■ **Jobs**:
• A. Quote the stretch of the Instagram relationships article from "To give my theory" through "that amazing feedback.".
• B. Continue the article on building relationships on Instagram, picking up after its final sentence.

■ **Text shown**:
In “How to (Not) Get More Instagram Followers” you read about my experiment with automation tools like Instagress. That article was focused on generating followers or potential leads, as a marketer would say. This time we are going to step back and look at the entire process of building digital relationships on Instagram. I think the key to being successful here is building REAL long-term relationships! And social media is actually a really good platform for that. In fact, social media is all about relationships, like Justin Wise tweeted a few days ago: “Social media is a relational platform, NOT an advertising platform.”
To give my theory more substance and a more practical aspect I reached out to over 50 of my favorite Instagrammers like chrisburkard, ladyvenom, jordanherschel, griffinlamb, coryacrawford, morganphillips, joestpierre, markclinton, dfreske, aaronjunehee, davidnakamurah, or felixsnd with 30k to 350k followers and asked them for their history, strategy, and some general advice. And what came back was simply amazing. All the answers perfectly keyed into the theory that relationships are more important than you would think. One of my favorite quotes comes from joestpierre and he says, “If you are only concerned about gaining followers then you are missing out on a vital part of it.” So let’s have a closer look at interpersonal relationships in general and the theories behind to structure that amazing feedback.
Especially interesting are all the factors, which have an impact on the choice of relational partners. A great paper that describes those factors was written by Donn Byrne and is called “An Overview (and Underview) of Research and Theory within the Attraction Paradigm”. He describes the following eight factors that have an impact on people stepping into an interpersonal (digital) relationship.
Appearance is especially important in the early stages of a relationship. For Instagram that means you should be aware of what your audience does and what they want to see. So, find out what style is trending right now. One thing that is special to Instagram is the fact that people scroll through their feeds quite fast. So there is not much time to perceive details, why it may be a good idea to use less-detailed motives like silhouettes, landscapes or macros. At least think about the degree of detail you want to use and stick with that. And of course, last but not least, make your photos pretty and spend some time post-editing them with Lightroom, VSCO or whatever tool you prefer.
The similarity has a big impact on our selection of potential relationship partners. The more similar two people are the more chance the relationship has of being successful. For Instagram, this means that we tend to follow people who have a similar style and take pictures of similar motives like us. That also means you should stay consistent with your style and content. Otherwise, you may lose those people who have been similar to you so far. Keep your promises. If you are doing travel photography, don’t post a macro even if it’s a good one. And don’t forget to tag your photos so people can find you if they are looking for someone who does similar photos (but don’t overdo it).

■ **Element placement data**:
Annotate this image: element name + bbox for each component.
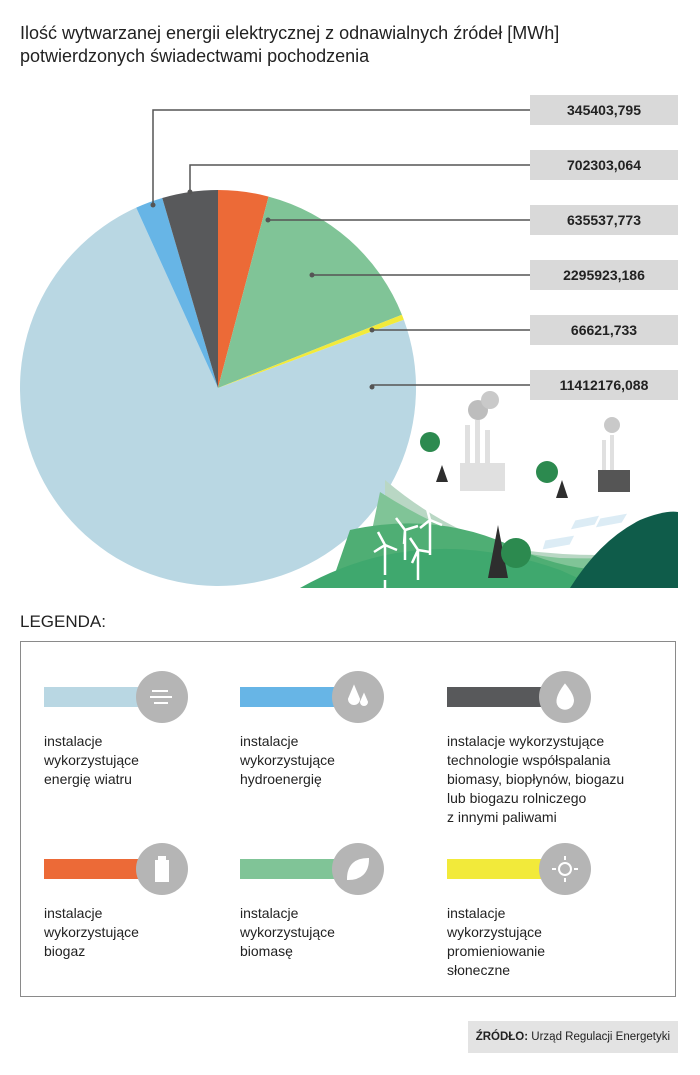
legend-item: instalacje wykorzystujące promieniowanie… bbox=[447, 842, 597, 980]
legend-swatch bbox=[447, 671, 591, 723]
legend-swatch bbox=[44, 671, 188, 723]
pie bbox=[19, 190, 417, 587]
leader-dot bbox=[187, 189, 193, 195]
callouts: 11412176,088 345403,795 702303,064 635537,7… bbox=[150, 95, 678, 400]
value-box bbox=[530, 315, 678, 345]
pie-slice bbox=[218, 314, 404, 388]
value-box bbox=[530, 205, 678, 235]
leader-line bbox=[189, 164, 530, 192]
source: ŹRÓDŁO: Urząd Regulacji Energetyki bbox=[467, 1021, 678, 1053]
legend-color bbox=[240, 687, 340, 707]
leader-dot bbox=[369, 384, 375, 390]
pie-slice bbox=[218, 196, 402, 388]
legend-swatch bbox=[240, 671, 384, 723]
pie-slice bbox=[218, 190, 269, 388]
legend-icon-glyph bbox=[556, 683, 574, 710]
value-label: 2295923,186 bbox=[563, 267, 645, 283]
leader-dot bbox=[265, 217, 271, 223]
value-box bbox=[530, 260, 678, 290]
legend-color bbox=[447, 687, 547, 707]
pie-slice bbox=[162, 190, 218, 388]
legend-swatch bbox=[240, 843, 384, 895]
pie-slice bbox=[19, 207, 417, 587]
legend-label: instalacje wykorzystujące hydroenergię bbox=[240, 733, 335, 787]
legend-icon-glyph bbox=[155, 856, 169, 882]
source-text: Urząd Regulacji Energetyki bbox=[531, 1031, 670, 1043]
pie-slice bbox=[136, 198, 218, 388]
legend-label: instalacje wykorzystujące technologie ws… bbox=[447, 733, 625, 825]
value-label: 702303,064 bbox=[567, 157, 641, 173]
legend: instalacje wykorzystujące energię wiatru… bbox=[20, 641, 676, 997]
legend-swatch bbox=[44, 843, 188, 895]
legend-label: instalacje wykorzystujące energię wiatru bbox=[44, 733, 139, 787]
legend-icon-glyph bbox=[150, 690, 172, 704]
leader-dot bbox=[150, 202, 156, 208]
value-label: 66621,733 bbox=[571, 322, 637, 338]
legend-icon-glyph bbox=[346, 857, 370, 881]
legend-item: instalacje wykorzystujące biomasę bbox=[240, 842, 390, 961]
legend-icon-glyph bbox=[347, 684, 369, 706]
legend-color bbox=[447, 859, 547, 879]
legend-color bbox=[44, 859, 144, 879]
legend-item: instalacje wykorzystujące technologie ws… bbox=[447, 670, 624, 827]
legend-item: instalacje wykorzystujące hydroenergię bbox=[240, 670, 390, 789]
landscape-illustration bbox=[300, 391, 678, 595]
chart: 11412176,088 345403,795 702303,064 635537,7… bbox=[19, 95, 678, 595]
leader-dot bbox=[369, 327, 375, 333]
legend-label: instalacje wykorzystujące biomasę bbox=[240, 905, 335, 959]
leader-dot bbox=[309, 272, 315, 278]
value-box bbox=[530, 150, 678, 180]
legend-color bbox=[240, 859, 340, 879]
legend-swatch bbox=[447, 843, 591, 895]
value-label: 635537,773 bbox=[567, 212, 641, 228]
legend-label: instalacje wykorzystujące biogaz bbox=[44, 905, 139, 959]
value-label: 11412176,088 bbox=[560, 377, 649, 393]
legend-label: instalacje wykorzystujące promieniowanie… bbox=[447, 905, 546, 978]
legend-item: instalacje wykorzystujące biogaz bbox=[44, 842, 194, 961]
chart-title: Ilość wytwarzanej energii elektrycznej z… bbox=[20, 22, 559, 68]
legend-color bbox=[44, 687, 144, 707]
legend-item: instalacje wykorzystujące energię wiatru bbox=[44, 670, 194, 789]
title-line: potwierdzonych świadectwami pochodzenia bbox=[20, 46, 370, 66]
legend-title: LEGENDA: bbox=[20, 612, 106, 631]
title-line: Ilość wytwarzanej energii elektrycznej z… bbox=[20, 23, 560, 43]
value-box bbox=[530, 95, 678, 125]
value-label: 345403,795 bbox=[567, 102, 641, 118]
legend-icon-glyph bbox=[552, 856, 578, 882]
source-label: ŹRÓDŁO: bbox=[475, 1031, 529, 1043]
legend-icon bbox=[539, 843, 591, 895]
value-box bbox=[530, 370, 678, 400]
leader-line bbox=[152, 109, 530, 205]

■ **The replies**:
• A.
To give my theory more substance and a more practical aspect I reached out to over 50 of my favorite Instagrammers like chrisburkard, ladyvenom, jordanherschel, griffinlamb, coryacrawford, morganphillips, joestpierre, markclinton, dfreske, aaronjunehee, davidnakamurah, or felixsnd with 30k to 350k followers and asked them for their history, strategy, and some general advice. And what came back was simply amazing. All the answers perfectly keyed into the theory that relationships are more important than you would think. One of my favorite quotes comes from joestpierre and he says, “If you are only concerned about gaining followers then you are missing out on a vital part of it.” So let’s have a closer look at interpersonal relationships in general and the theories behind to structure that amazing feedback.

• B.
Reciprocal-Attraction is very related to similarity. It’s the tendency to like people who like us. What that means for your Instagram account is pretty clear I guess – be active and follow others, like their pictures and make relevant comments as much as possible. Target following others in the same boat as you and also, follow whom they follow. Create that web of networks.
Digital relationships need some diversity to keep them interesting. This does not mean you should totally mess with the consistency but break with it from time and try to give your content some serendipity. If people look at your profile they probably get bored very easily, if they only see selfies. But of course, as there are exceptions to any rule, you can also find counterexamples to this one. However, complementarity can be achieved by traveling to a lot of different places for example or by trying out all different types of photography – just try to give your photos a different angle from time to time.
I’m sure you already noted before that it’s very easy to like people who are skilled and able in whatever field. At the same time most people don’t care for those that are “perfect”, instead preferring some “human” qualities. For your Instagram account this means that mistakes are OK as long as you strive for continuous learning, exploring and sharing. Try to get better every day. Learn everything about composition techniques if you don’t already know.
Disclosure builds liking because it indicates trust and respect; reciprocity is important too – without it, the self-disclosure feels wasted. This can be reflected in several ways in your Instagram account. That could mean that you sometimes should post a personal photo from something at your home, if you are usually doing travel photography. But in any case it means you shall not be overly promotional – show your personality.
Proximity obviously has a tremendous impact on the probability of becoming friend with a person. In the digital space proximity seems not to be as important anymore. But community is not only about online interactions. You really should consider, meeting people in real life and do some shooting together with them. This could be during a Worldwide Instameet or you meet up with photographers whose work you admire as that can really push you and inspire you to grow at a quicker pace.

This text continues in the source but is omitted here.